Exercise aim:
Below are some records; repeat them all exactly, minus the pictures.

Recorded information:

_ _ _ _

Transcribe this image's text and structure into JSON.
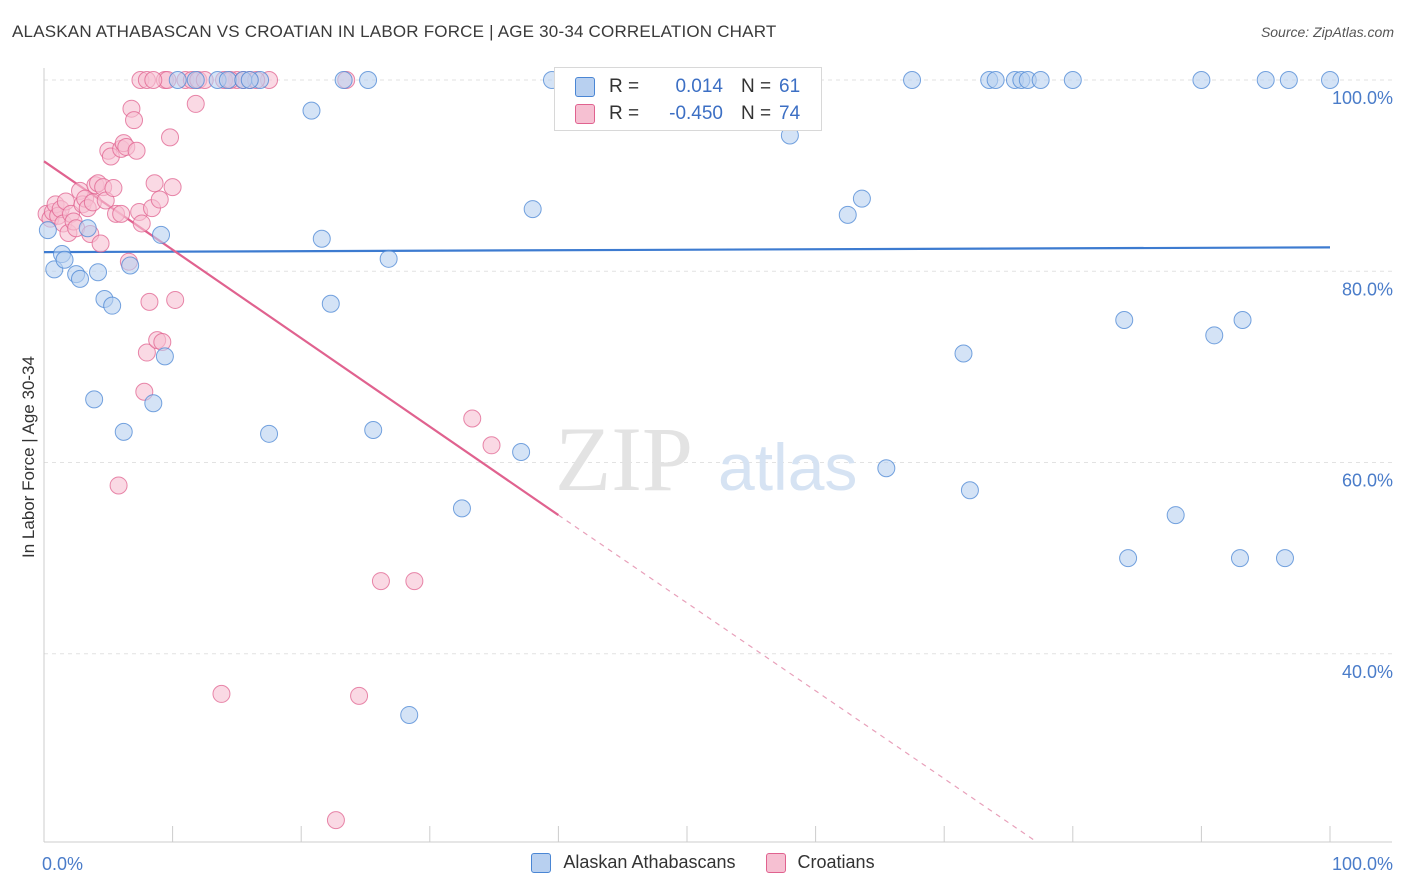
{
  "header": {
    "title": "ALASKAN ATHABASCAN VS CROATIAN IN LABOR FORCE | AGE 30-34 CORRELATION CHART",
    "source": "Source: ZipAtlas.com"
  },
  "watermark": {
    "zip": "ZIP",
    "atlas": "atlas"
  },
  "colors": {
    "blue": "#4a86d4",
    "blue_fill": "#b8d0f0",
    "pink": "#e0628f",
    "pink_fill": "#f6c0d2",
    "axis_text": "#4a7cc9",
    "grid": "#dddddd"
  },
  "legend": {
    "rows": [
      {
        "r_label": "R =",
        "r_value": "0.014",
        "n_label": "N =",
        "n_value": "61"
      },
      {
        "r_label": "R =",
        "r_value": "-0.450",
        "n_label": "N =",
        "n_value": "74"
      }
    ]
  },
  "bottom_legend": {
    "series1": "Alaskan Athabascans",
    "series2": "Croatians"
  },
  "chart_data": {
    "type": "scatter",
    "xlabel": "",
    "ylabel": "In Labor Force | Age 30-34",
    "xlim": [
      0,
      1
    ],
    "ylim": [
      0.2,
      1.03
    ],
    "x_tick_labels": [
      {
        "value": 0,
        "label": "0.0%"
      },
      {
        "value": 1,
        "label": "100.0%"
      }
    ],
    "y_tick_labels": [
      {
        "value": 1.0,
        "label": "100.0%"
      },
      {
        "value": 0.8,
        "label": "80.0%"
      },
      {
        "value": 0.6,
        "label": "60.0%"
      },
      {
        "value": 0.4,
        "label": "40.0%"
      }
    ],
    "grid": true,
    "legend_position": "top-center",
    "series": [
      {
        "name": "Alaskan Athabascans",
        "color": "#4a86d4",
        "trend": {
          "x": [
            0.0,
            1.0
          ],
          "y": [
            0.82,
            0.825
          ],
          "style": "solid"
        },
        "points": [
          [
            0.003,
            0.843
          ],
          [
            0.008,
            0.802
          ],
          [
            0.014,
            0.818
          ],
          [
            0.016,
            0.812
          ],
          [
            0.025,
            0.797
          ],
          [
            0.028,
            0.792
          ],
          [
            0.034,
            0.845
          ],
          [
            0.039,
            0.666
          ],
          [
            0.042,
            0.799
          ],
          [
            0.047,
            0.771
          ],
          [
            0.053,
            0.764
          ],
          [
            0.062,
            0.632
          ],
          [
            0.067,
            0.806
          ],
          [
            0.085,
            0.662
          ],
          [
            0.091,
            0.838
          ],
          [
            0.094,
            0.711
          ],
          [
            0.104,
            1.0
          ],
          [
            0.118,
            1.0
          ],
          [
            0.135,
            1.0
          ],
          [
            0.143,
            1.0
          ],
          [
            0.155,
            1.0
          ],
          [
            0.168,
            1.0
          ],
          [
            0.175,
            0.63
          ],
          [
            0.208,
            0.968
          ],
          [
            0.216,
            0.834
          ],
          [
            0.223,
            0.766
          ],
          [
            0.233,
            1.0
          ],
          [
            0.252,
            1.0
          ],
          [
            0.256,
            0.634
          ],
          [
            0.268,
            0.813
          ],
          [
            0.284,
            0.336
          ],
          [
            0.325,
            0.552
          ],
          [
            0.371,
            0.611
          ],
          [
            0.38,
            0.865
          ],
          [
            0.395,
            1.0
          ],
          [
            0.58,
            0.942
          ],
          [
            0.625,
            0.859
          ],
          [
            0.636,
            0.876
          ],
          [
            0.655,
            0.594
          ],
          [
            0.675,
            1.0
          ],
          [
            0.715,
            0.714
          ],
          [
            0.72,
            0.571
          ],
          [
            0.735,
            1.0
          ],
          [
            0.74,
            1.0
          ],
          [
            0.755,
            1.0
          ],
          [
            0.76,
            1.0
          ],
          [
            0.765,
            1.0
          ],
          [
            0.775,
            1.0
          ],
          [
            0.8,
            1.0
          ],
          [
            0.84,
            0.749
          ],
          [
            0.843,
            0.5
          ],
          [
            0.88,
            0.545
          ],
          [
            0.9,
            1.0
          ],
          [
            0.91,
            0.733
          ],
          [
            0.93,
            0.5
          ],
          [
            0.932,
            0.749
          ],
          [
            0.95,
            1.0
          ],
          [
            0.965,
            0.5
          ],
          [
            0.968,
            1.0
          ],
          [
            1.0,
            1.0
          ],
          [
            0.16,
            1.0
          ]
        ]
      },
      {
        "name": "Croatians",
        "color": "#e0628f",
        "trend": {
          "x": [
            0.0,
            0.4
          ],
          "y": [
            0.915,
            0.545
          ],
          "dashed_x": [
            0.4,
            0.77
          ],
          "dashed_y": [
            0.545,
            0.205
          ]
        },
        "points": [
          [
            0.002,
            0.86
          ],
          [
            0.005,
            0.855
          ],
          [
            0.007,
            0.862
          ],
          [
            0.009,
            0.87
          ],
          [
            0.011,
            0.858
          ],
          [
            0.013,
            0.865
          ],
          [
            0.015,
            0.85
          ],
          [
            0.017,
            0.873
          ],
          [
            0.019,
            0.84
          ],
          [
            0.021,
            0.86
          ],
          [
            0.023,
            0.852
          ],
          [
            0.025,
            0.845
          ],
          [
            0.028,
            0.884
          ],
          [
            0.03,
            0.87
          ],
          [
            0.032,
            0.876
          ],
          [
            0.034,
            0.866
          ],
          [
            0.036,
            0.839
          ],
          [
            0.038,
            0.872
          ],
          [
            0.04,
            0.89
          ],
          [
            0.042,
            0.892
          ],
          [
            0.044,
            0.829
          ],
          [
            0.046,
            0.888
          ],
          [
            0.048,
            0.874
          ],
          [
            0.05,
            0.926
          ],
          [
            0.052,
            0.92
          ],
          [
            0.054,
            0.887
          ],
          [
            0.056,
            0.86
          ],
          [
            0.058,
            0.576
          ],
          [
            0.06,
            0.928
          ],
          [
            0.062,
            0.934
          ],
          [
            0.064,
            0.93
          ],
          [
            0.066,
            0.81
          ],
          [
            0.068,
            0.97
          ],
          [
            0.07,
            0.958
          ],
          [
            0.072,
            0.926
          ],
          [
            0.074,
            0.862
          ],
          [
            0.076,
            0.85
          ],
          [
            0.078,
            0.674
          ],
          [
            0.08,
            0.715
          ],
          [
            0.082,
            0.768
          ],
          [
            0.084,
            0.866
          ],
          [
            0.086,
            0.892
          ],
          [
            0.088,
            0.728
          ],
          [
            0.09,
            0.875
          ],
          [
            0.092,
            0.726
          ],
          [
            0.094,
            1.0
          ],
          [
            0.096,
            1.0
          ],
          [
            0.098,
            0.94
          ],
          [
            0.1,
            0.888
          ],
          [
            0.102,
            0.77
          ],
          [
            0.11,
            1.0
          ],
          [
            0.115,
            1.0
          ],
          [
            0.118,
            0.975
          ],
          [
            0.12,
            1.0
          ],
          [
            0.125,
            1.0
          ],
          [
            0.138,
            0.358
          ],
          [
            0.15,
            1.0
          ],
          [
            0.16,
            1.0
          ],
          [
            0.175,
            1.0
          ],
          [
            0.227,
            0.226
          ],
          [
            0.235,
            1.0
          ],
          [
            0.245,
            0.356
          ],
          [
            0.262,
            0.476
          ],
          [
            0.288,
            0.476
          ],
          [
            0.333,
            0.646
          ],
          [
            0.348,
            0.618
          ],
          [
            0.075,
            1.0
          ],
          [
            0.08,
            1.0
          ],
          [
            0.085,
            1.0
          ],
          [
            0.14,
            1.0
          ],
          [
            0.145,
            1.0
          ],
          [
            0.155,
            1.0
          ],
          [
            0.165,
            1.0
          ],
          [
            0.06,
            0.86
          ]
        ]
      }
    ]
  }
}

_ _ _ _

Task response:
Transcribe this image's text and structure into JSON.
{
  "header": {
    "title": "ALASKAN ATHABASCAN VS CROATIAN IN LABOR FORCE | AGE 30-34 CORRELATION CHART",
    "source": "Source: ZipAtlas.com"
  },
  "watermark": {
    "zip": "ZIP",
    "atlas": "atlas"
  },
  "colors": {
    "blue": "#4a86d4",
    "blue_fill": "#b8d0f0",
    "pink": "#e0628f",
    "pink_fill": "#f6c0d2",
    "axis_text": "#4a7cc9",
    "grid": "#dddddd"
  },
  "legend": {
    "rows": [
      {
        "r_label": "R =",
        "r_value": "0.014",
        "n_label": "N =",
        "n_value": "61"
      },
      {
        "r_label": "R =",
        "r_value": "-0.450",
        "n_label": "N =",
        "n_value": "74"
      }
    ]
  },
  "bottom_legend": {
    "series1": "Alaskan Athabascans",
    "series2": "Croatians"
  },
  "chart_data": {
    "type": "scatter",
    "xlabel": "",
    "ylabel": "In Labor Force | Age 30-34",
    "xlim": [
      0,
      1
    ],
    "ylim": [
      0.2,
      1.03
    ],
    "x_tick_labels": [
      {
        "value": 0,
        "label": "0.0%"
      },
      {
        "value": 1,
        "label": "100.0%"
      }
    ],
    "y_tick_labels": [
      {
        "value": 1.0,
        "label": "100.0%"
      },
      {
        "value": 0.8,
        "label": "80.0%"
      },
      {
        "value": 0.6,
        "label": "60.0%"
      },
      {
        "value": 0.4,
        "label": "40.0%"
      }
    ],
    "grid": true,
    "legend_position": "top-center",
    "series": [
      {
        "name": "Alaskan Athabascans",
        "color": "#4a86d4",
        "trend": {
          "x": [
            0.0,
            1.0
          ],
          "y": [
            0.82,
            0.825
          ],
          "style": "solid"
        },
        "points": [
          [
            0.003,
            0.843
          ],
          [
            0.008,
            0.802
          ],
          [
            0.014,
            0.818
          ],
          [
            0.016,
            0.812
          ],
          [
            0.025,
            0.797
          ],
          [
            0.028,
            0.792
          ],
          [
            0.034,
            0.845
          ],
          [
            0.039,
            0.666
          ],
          [
            0.042,
            0.799
          ],
          [
            0.047,
            0.771
          ],
          [
            0.053,
            0.764
          ],
          [
            0.062,
            0.632
          ],
          [
            0.067,
            0.806
          ],
          [
            0.085,
            0.662
          ],
          [
            0.091,
            0.838
          ],
          [
            0.094,
            0.711
          ],
          [
            0.104,
            1.0
          ],
          [
            0.118,
            1.0
          ],
          [
            0.135,
            1.0
          ],
          [
            0.143,
            1.0
          ],
          [
            0.155,
            1.0
          ],
          [
            0.168,
            1.0
          ],
          [
            0.175,
            0.63
          ],
          [
            0.208,
            0.968
          ],
          [
            0.216,
            0.834
          ],
          [
            0.223,
            0.766
          ],
          [
            0.233,
            1.0
          ],
          [
            0.252,
            1.0
          ],
          [
            0.256,
            0.634
          ],
          [
            0.268,
            0.813
          ],
          [
            0.284,
            0.336
          ],
          [
            0.325,
            0.552
          ],
          [
            0.371,
            0.611
          ],
          [
            0.38,
            0.865
          ],
          [
            0.395,
            1.0
          ],
          [
            0.58,
            0.942
          ],
          [
            0.625,
            0.859
          ],
          [
            0.636,
            0.876
          ],
          [
            0.655,
            0.594
          ],
          [
            0.675,
            1.0
          ],
          [
            0.715,
            0.714
          ],
          [
            0.72,
            0.571
          ],
          [
            0.735,
            1.0
          ],
          [
            0.74,
            1.0
          ],
          [
            0.755,
            1.0
          ],
          [
            0.76,
            1.0
          ],
          [
            0.765,
            1.0
          ],
          [
            0.775,
            1.0
          ],
          [
            0.8,
            1.0
          ],
          [
            0.84,
            0.749
          ],
          [
            0.843,
            0.5
          ],
          [
            0.88,
            0.545
          ],
          [
            0.9,
            1.0
          ],
          [
            0.91,
            0.733
          ],
          [
            0.93,
            0.5
          ],
          [
            0.932,
            0.749
          ],
          [
            0.95,
            1.0
          ],
          [
            0.965,
            0.5
          ],
          [
            0.968,
            1.0
          ],
          [
            1.0,
            1.0
          ],
          [
            0.16,
            1.0
          ]
        ]
      },
      {
        "name": "Croatians",
        "color": "#e0628f",
        "trend": {
          "x": [
            0.0,
            0.4
          ],
          "y": [
            0.915,
            0.545
          ],
          "dashed_x": [
            0.4,
            0.77
          ],
          "dashed_y": [
            0.545,
            0.205
          ]
        },
        "points": [
          [
            0.002,
            0.86
          ],
          [
            0.005,
            0.855
          ],
          [
            0.007,
            0.862
          ],
          [
            0.009,
            0.87
          ],
          [
            0.011,
            0.858
          ],
          [
            0.013,
            0.865
          ],
          [
            0.015,
            0.85
          ],
          [
            0.017,
            0.873
          ],
          [
            0.019,
            0.84
          ],
          [
            0.021,
            0.86
          ],
          [
            0.023,
            0.852
          ],
          [
            0.025,
            0.845
          ],
          [
            0.028,
            0.884
          ],
          [
            0.03,
            0.87
          ],
          [
            0.032,
            0.876
          ],
          [
            0.034,
            0.866
          ],
          [
            0.036,
            0.839
          ],
          [
            0.038,
            0.872
          ],
          [
            0.04,
            0.89
          ],
          [
            0.042,
            0.892
          ],
          [
            0.044,
            0.829
          ],
          [
            0.046,
            0.888
          ],
          [
            0.048,
            0.874
          ],
          [
            0.05,
            0.926
          ],
          [
            0.052,
            0.92
          ],
          [
            0.054,
            0.887
          ],
          [
            0.056,
            0.86
          ],
          [
            0.058,
            0.576
          ],
          [
            0.06,
            0.928
          ],
          [
            0.062,
            0.934
          ],
          [
            0.064,
            0.93
          ],
          [
            0.066,
            0.81
          ],
          [
            0.068,
            0.97
          ],
          [
            0.07,
            0.958
          ],
          [
            0.072,
            0.926
          ],
          [
            0.074,
            0.862
          ],
          [
            0.076,
            0.85
          ],
          [
            0.078,
            0.674
          ],
          [
            0.08,
            0.715
          ],
          [
            0.082,
            0.768
          ],
          [
            0.084,
            0.866
          ],
          [
            0.086,
            0.892
          ],
          [
            0.088,
            0.728
          ],
          [
            0.09,
            0.875
          ],
          [
            0.092,
            0.726
          ],
          [
            0.094,
            1.0
          ],
          [
            0.096,
            1.0
          ],
          [
            0.098,
            0.94
          ],
          [
            0.1,
            0.888
          ],
          [
            0.102,
            0.77
          ],
          [
            0.11,
            1.0
          ],
          [
            0.115,
            1.0
          ],
          [
            0.118,
            0.975
          ],
          [
            0.12,
            1.0
          ],
          [
            0.125,
            1.0
          ],
          [
            0.138,
            0.358
          ],
          [
            0.15,
            1.0
          ],
          [
            0.16,
            1.0
          ],
          [
            0.175,
            1.0
          ],
          [
            0.227,
            0.226
          ],
          [
            0.235,
            1.0
          ],
          [
            0.245,
            0.356
          ],
          [
            0.262,
            0.476
          ],
          [
            0.288,
            0.476
          ],
          [
            0.333,
            0.646
          ],
          [
            0.348,
            0.618
          ],
          [
            0.075,
            1.0
          ],
          [
            0.08,
            1.0
          ],
          [
            0.085,
            1.0
          ],
          [
            0.14,
            1.0
          ],
          [
            0.145,
            1.0
          ],
          [
            0.155,
            1.0
          ],
          [
            0.165,
            1.0
          ],
          [
            0.06,
            0.86
          ]
        ]
      }
    ]
  }
}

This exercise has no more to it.